WHAT NEEDS TO BE DONE:
Filter the lines below, copying only those with the string "power".

RECORDS SHOWN:
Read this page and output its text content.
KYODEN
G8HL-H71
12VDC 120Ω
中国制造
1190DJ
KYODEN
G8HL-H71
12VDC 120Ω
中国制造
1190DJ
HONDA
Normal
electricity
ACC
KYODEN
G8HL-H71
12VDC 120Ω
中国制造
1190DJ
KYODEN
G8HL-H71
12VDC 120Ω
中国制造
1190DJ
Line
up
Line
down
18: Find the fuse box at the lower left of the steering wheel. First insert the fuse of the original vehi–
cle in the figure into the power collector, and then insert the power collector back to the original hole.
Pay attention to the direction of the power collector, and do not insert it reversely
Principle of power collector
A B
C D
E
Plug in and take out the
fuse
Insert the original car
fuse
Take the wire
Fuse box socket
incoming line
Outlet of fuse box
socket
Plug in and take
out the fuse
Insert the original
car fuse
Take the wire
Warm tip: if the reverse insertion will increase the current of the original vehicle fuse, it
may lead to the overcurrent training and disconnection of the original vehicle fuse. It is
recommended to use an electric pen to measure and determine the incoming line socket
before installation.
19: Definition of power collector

TASK RESULT:
cle in the figure into the power collector, and then insert the power collector back to the original hole.
Pay attention to the direction of the power collector, and do not insert it reversely
Principle of power collector
19: Definition of power collector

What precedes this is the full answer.